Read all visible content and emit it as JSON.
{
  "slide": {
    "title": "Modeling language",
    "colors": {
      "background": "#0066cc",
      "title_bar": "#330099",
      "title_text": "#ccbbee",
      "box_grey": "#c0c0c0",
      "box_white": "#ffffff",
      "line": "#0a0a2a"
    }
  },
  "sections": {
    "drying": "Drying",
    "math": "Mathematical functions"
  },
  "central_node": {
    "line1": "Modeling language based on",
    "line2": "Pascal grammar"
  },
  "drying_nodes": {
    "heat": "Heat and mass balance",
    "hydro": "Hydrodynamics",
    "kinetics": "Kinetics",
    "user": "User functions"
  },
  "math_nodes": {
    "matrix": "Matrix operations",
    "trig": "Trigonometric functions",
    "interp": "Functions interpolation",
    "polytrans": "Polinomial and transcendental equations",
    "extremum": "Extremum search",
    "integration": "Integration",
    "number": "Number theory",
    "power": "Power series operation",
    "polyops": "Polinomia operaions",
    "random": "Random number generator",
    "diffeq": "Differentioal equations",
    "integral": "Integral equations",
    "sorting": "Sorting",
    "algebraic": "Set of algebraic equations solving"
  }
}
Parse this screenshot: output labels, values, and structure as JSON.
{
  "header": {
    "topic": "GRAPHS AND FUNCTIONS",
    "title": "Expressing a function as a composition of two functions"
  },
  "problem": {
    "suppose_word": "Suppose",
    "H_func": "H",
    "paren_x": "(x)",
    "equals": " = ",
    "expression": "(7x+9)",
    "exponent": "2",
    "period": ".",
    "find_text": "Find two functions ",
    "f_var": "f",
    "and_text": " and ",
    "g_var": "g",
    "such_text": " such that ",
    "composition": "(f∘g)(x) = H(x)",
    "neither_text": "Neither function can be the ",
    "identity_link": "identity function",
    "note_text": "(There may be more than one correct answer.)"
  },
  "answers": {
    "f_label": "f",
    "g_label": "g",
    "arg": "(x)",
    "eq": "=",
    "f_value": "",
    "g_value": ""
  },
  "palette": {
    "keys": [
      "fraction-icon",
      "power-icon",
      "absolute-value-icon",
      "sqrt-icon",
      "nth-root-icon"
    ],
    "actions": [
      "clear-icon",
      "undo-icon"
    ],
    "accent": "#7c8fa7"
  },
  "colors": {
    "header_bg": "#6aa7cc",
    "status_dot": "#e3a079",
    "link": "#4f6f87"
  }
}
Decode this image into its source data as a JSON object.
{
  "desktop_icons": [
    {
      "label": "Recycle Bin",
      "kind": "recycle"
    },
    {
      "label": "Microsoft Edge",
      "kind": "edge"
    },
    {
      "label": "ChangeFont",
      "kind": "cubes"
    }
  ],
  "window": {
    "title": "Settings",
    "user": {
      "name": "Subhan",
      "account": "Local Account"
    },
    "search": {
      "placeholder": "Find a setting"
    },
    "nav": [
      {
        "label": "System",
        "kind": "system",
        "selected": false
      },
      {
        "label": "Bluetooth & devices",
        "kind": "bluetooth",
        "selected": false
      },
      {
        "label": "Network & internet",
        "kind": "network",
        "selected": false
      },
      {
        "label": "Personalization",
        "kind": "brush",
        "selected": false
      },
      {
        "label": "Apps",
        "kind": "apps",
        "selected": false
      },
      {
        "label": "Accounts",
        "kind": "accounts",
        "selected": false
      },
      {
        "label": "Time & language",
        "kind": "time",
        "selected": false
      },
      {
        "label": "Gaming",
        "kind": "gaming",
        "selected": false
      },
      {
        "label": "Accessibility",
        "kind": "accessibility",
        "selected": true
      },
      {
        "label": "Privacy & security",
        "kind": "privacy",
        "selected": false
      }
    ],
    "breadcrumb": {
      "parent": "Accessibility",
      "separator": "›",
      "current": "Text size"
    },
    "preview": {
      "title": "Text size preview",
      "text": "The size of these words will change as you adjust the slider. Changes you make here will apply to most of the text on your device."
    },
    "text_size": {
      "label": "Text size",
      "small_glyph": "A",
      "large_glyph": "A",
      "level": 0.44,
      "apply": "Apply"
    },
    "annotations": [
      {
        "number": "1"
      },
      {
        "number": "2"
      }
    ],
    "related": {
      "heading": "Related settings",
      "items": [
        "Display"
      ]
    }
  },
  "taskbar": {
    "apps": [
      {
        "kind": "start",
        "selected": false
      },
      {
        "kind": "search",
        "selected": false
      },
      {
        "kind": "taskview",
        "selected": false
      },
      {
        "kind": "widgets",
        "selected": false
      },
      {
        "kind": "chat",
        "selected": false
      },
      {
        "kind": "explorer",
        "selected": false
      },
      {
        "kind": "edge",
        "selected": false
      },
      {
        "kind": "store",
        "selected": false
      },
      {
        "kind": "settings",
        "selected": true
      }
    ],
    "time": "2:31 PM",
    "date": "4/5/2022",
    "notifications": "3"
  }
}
+---+
Where a line of the entries contains the word "number", copy that line.

    "number": "Number theory",
    "random": "Random number generator",
        "number": "1"
        "number": "2"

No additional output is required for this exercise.